Work to complete:
Transcribe every line of the entries below, character for character, without any changes.

━━ Provided entries

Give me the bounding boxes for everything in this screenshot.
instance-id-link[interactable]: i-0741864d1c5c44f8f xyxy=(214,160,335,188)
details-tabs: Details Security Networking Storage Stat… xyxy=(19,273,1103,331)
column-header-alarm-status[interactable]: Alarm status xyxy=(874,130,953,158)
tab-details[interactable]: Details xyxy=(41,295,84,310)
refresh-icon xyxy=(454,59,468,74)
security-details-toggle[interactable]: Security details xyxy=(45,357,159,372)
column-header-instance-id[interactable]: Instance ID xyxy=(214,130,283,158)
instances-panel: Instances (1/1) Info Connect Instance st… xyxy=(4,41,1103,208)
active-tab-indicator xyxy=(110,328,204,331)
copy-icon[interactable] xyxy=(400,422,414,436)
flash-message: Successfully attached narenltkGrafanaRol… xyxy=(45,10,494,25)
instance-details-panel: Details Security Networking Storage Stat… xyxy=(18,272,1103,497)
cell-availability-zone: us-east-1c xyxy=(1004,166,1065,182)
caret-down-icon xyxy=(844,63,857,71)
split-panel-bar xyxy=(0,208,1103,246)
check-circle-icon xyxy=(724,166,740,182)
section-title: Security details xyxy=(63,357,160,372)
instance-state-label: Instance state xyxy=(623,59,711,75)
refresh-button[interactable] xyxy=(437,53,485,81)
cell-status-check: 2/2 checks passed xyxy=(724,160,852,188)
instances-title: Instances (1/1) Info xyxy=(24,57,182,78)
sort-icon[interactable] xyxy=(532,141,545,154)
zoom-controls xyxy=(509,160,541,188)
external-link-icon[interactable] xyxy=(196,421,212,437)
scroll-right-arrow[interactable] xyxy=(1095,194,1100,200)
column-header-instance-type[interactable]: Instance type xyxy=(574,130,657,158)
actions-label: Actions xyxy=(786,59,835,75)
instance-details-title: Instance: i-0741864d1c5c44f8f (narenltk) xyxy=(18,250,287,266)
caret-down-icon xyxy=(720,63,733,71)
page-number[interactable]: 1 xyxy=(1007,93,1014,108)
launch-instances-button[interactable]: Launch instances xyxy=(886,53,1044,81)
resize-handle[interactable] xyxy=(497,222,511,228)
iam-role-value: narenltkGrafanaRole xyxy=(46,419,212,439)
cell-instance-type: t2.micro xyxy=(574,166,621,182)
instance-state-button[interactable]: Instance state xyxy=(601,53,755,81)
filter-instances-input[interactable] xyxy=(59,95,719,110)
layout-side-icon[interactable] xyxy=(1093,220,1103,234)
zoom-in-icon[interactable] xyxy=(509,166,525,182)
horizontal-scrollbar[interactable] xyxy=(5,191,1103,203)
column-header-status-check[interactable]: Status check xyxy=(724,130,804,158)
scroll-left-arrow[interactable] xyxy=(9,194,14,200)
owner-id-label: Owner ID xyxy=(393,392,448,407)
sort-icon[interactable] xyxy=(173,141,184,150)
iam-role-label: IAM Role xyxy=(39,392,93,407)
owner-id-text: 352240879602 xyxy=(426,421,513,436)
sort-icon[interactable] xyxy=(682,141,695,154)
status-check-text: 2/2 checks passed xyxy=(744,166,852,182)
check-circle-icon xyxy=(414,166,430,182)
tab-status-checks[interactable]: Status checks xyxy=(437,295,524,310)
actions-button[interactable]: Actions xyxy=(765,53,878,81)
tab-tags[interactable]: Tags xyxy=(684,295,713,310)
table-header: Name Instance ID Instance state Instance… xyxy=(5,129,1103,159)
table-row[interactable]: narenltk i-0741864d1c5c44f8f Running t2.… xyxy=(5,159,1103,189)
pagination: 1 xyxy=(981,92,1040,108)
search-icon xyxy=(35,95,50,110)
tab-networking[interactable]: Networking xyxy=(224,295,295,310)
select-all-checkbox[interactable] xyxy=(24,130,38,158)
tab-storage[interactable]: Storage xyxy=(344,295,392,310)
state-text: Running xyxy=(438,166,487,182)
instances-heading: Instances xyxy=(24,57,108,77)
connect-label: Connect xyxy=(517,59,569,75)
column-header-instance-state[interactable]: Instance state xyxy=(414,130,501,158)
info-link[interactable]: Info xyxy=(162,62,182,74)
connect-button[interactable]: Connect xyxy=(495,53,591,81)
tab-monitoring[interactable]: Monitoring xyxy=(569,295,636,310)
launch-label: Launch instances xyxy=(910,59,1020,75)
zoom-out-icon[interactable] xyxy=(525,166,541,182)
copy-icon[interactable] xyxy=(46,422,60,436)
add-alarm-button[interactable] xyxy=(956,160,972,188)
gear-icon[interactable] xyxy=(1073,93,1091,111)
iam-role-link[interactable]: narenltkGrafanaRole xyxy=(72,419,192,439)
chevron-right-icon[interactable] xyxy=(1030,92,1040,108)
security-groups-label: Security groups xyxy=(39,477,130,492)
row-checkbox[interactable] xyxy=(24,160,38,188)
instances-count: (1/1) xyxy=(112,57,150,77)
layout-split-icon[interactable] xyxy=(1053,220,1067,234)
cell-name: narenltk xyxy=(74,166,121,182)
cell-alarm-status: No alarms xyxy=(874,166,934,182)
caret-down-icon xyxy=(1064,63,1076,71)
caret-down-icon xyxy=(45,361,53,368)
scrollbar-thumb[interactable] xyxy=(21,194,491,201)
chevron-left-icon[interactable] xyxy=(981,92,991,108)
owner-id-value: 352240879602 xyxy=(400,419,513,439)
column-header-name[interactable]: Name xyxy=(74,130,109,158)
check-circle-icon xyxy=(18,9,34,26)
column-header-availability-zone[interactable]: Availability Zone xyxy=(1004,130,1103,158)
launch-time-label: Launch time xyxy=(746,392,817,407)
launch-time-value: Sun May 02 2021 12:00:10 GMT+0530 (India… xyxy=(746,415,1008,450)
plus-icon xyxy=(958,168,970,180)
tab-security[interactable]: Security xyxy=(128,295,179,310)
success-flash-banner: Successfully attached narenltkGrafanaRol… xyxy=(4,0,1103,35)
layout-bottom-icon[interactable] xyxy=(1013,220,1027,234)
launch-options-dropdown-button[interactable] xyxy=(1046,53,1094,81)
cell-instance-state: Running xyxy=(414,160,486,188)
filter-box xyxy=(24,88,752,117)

━━━━

Solved exercise:
Give me the bounding boxes for everything in this screenshot.
instance-id-link[interactable]: i-0741864d1c5c44f8f xyxy=(214,160,335,188)
details-tabs: Details Security Networking Storage Stat… xyxy=(19,273,1103,331)
column-header-alarm-status[interactable]: Alarm status xyxy=(874,130,953,158)
tab-details[interactable]: Details xyxy=(41,295,84,310)
refresh-icon xyxy=(454,59,468,74)
security-details-toggle[interactable]: Security details xyxy=(45,357,159,372)
column-header-instance-id[interactable]: Instance ID xyxy=(214,130,283,158)
instances-panel: Instances (1/1) Info Connect Instance st… xyxy=(4,41,1103,208)
active-tab-indicator xyxy=(110,328,204,331)
copy-icon[interactable] xyxy=(400,422,414,436)
flash-message: Successfully attached narenltkGrafanaRol… xyxy=(45,10,494,25)
instance-details-panel: Details Security Networking Storage Stat… xyxy=(18,272,1103,497)
cell-availability-zone: us-east-1c xyxy=(1004,166,1065,182)
caret-down-icon xyxy=(844,63,857,71)
split-panel-bar xyxy=(0,208,1103,246)
check-circle-icon xyxy=(724,166,740,182)
section-title: Security details xyxy=(63,357,160,372)
instance-state-label: Instance state xyxy=(623,59,711,75)
refresh-button[interactable] xyxy=(437,53,485,81)
cell-status-check: 2/2 checks passed xyxy=(724,160,852,188)
instances-title: Instances (1/1) Info xyxy=(24,57,182,78)
sort-icon[interactable] xyxy=(532,141,545,154)
zoom-controls xyxy=(509,160,541,188)
external-link-icon[interactable] xyxy=(196,421,212,437)
scroll-right-arrow[interactable] xyxy=(1095,194,1100,200)
column-header-instance-type[interactable]: Instance type xyxy=(574,130,657,158)
actions-label: Actions xyxy=(786,59,835,75)
instance-details-title: Instance: i-0741864d1c5c44f8f (narenltk) xyxy=(18,250,287,266)
caret-down-icon xyxy=(720,63,733,71)
page-number[interactable]: 1 xyxy=(1007,93,1014,108)
launch-instances-button[interactable]: Launch instances xyxy=(886,53,1044,81)
resize-handle[interactable] xyxy=(497,222,511,228)
iam-role-value: narenltkGrafanaRole xyxy=(46,419,212,439)
cell-instance-type: t2.micro xyxy=(574,166,621,182)
instance-state-button[interactable]: Instance state xyxy=(601,53,755,81)
filter-instances-input[interactable] xyxy=(59,95,719,110)
layout-side-icon[interactable] xyxy=(1093,220,1103,234)
zoom-in-icon[interactable] xyxy=(509,166,525,182)
horizontal-scrollbar[interactable] xyxy=(5,191,1103,203)
column-header-status-check[interactable]: Status check xyxy=(724,130,804,158)
scroll-left-arrow[interactable] xyxy=(9,194,14,200)
owner-id-label: Owner ID xyxy=(393,392,448,407)
sort-icon[interactable] xyxy=(173,141,184,150)
iam-role-label: IAM Role xyxy=(39,392,93,407)
owner-id-text: 352240879602 xyxy=(426,421,513,436)
sort-icon[interactable] xyxy=(682,141,695,154)
status-check-text: 2/2 checks passed xyxy=(744,166,852,182)
check-circle-icon xyxy=(414,166,430,182)
tab-status-checks[interactable]: Status checks xyxy=(437,295,524,310)
actions-button[interactable]: Actions xyxy=(765,53,878,81)
tab-tags[interactable]: Tags xyxy=(684,295,713,310)
table-header: Name Instance ID Instance state Instance… xyxy=(5,129,1103,159)
table-row[interactable]: narenltk i-0741864d1c5c44f8f Running t2.… xyxy=(5,159,1103,189)
pagination: 1 xyxy=(981,92,1040,108)
search-icon xyxy=(35,95,50,110)
tab-networking[interactable]: Networking xyxy=(224,295,295,310)
select-all-checkbox[interactable] xyxy=(24,130,38,158)
tab-storage[interactable]: Storage xyxy=(344,295,392,310)
state-text: Running xyxy=(438,166,487,182)
instances-heading: Instances xyxy=(24,57,108,77)
connect-label: Connect xyxy=(517,59,569,75)
column-header-instance-state[interactable]: Instance state xyxy=(414,130,501,158)
info-link[interactable]: Info xyxy=(162,62,182,74)
connect-button[interactable]: Connect xyxy=(495,53,591,81)
tab-monitoring[interactable]: Monitoring xyxy=(569,295,636,310)
launch-label: Launch instances xyxy=(910,59,1020,75)
zoom-out-icon[interactable] xyxy=(525,166,541,182)
copy-icon[interactable] xyxy=(46,422,60,436)
add-alarm-button[interactable] xyxy=(956,160,972,188)
gear-icon[interactable] xyxy=(1073,93,1091,111)
iam-role-link[interactable]: narenltkGrafanaRole xyxy=(72,419,192,439)
chevron-right-icon[interactable] xyxy=(1030,92,1040,108)
security-groups-label: Security groups xyxy=(39,477,130,492)
row-checkbox[interactable] xyxy=(24,160,38,188)
instances-count: (1/1) xyxy=(112,57,150,77)
layout-split-icon[interactable] xyxy=(1053,220,1067,234)
cell-name: narenltk xyxy=(74,166,121,182)
cell-alarm-status: No alarms xyxy=(874,166,934,182)
caret-down-icon xyxy=(1064,63,1076,71)
caret-down-icon xyxy=(45,361,53,368)
scrollbar-thumb[interactable] xyxy=(21,194,491,201)
chevron-left-icon[interactable] xyxy=(981,92,991,108)
owner-id-value: 352240879602 xyxy=(400,419,513,439)
column-header-name[interactable]: Name xyxy=(74,130,109,158)
check-circle-icon xyxy=(18,9,34,26)
column-header-availability-zone[interactable]: Availability Zone xyxy=(1004,130,1103,158)
launch-time-label: Launch time xyxy=(746,392,817,407)
launch-time-value: Sun May 02 2021 12:00:10 GMT+0530 (India… xyxy=(746,415,1008,450)
plus-icon xyxy=(958,168,970,180)
tab-security[interactable]: Security xyxy=(128,295,179,310)
success-flash-banner: Successfully attached narenltkGrafanaRol… xyxy=(4,0,1103,35)
layout-bottom-icon[interactable] xyxy=(1013,220,1027,234)
launch-options-dropdown-button[interactable] xyxy=(1046,53,1094,81)
cell-instance-state: Running xyxy=(414,160,486,188)
filter-box xyxy=(24,88,752,117)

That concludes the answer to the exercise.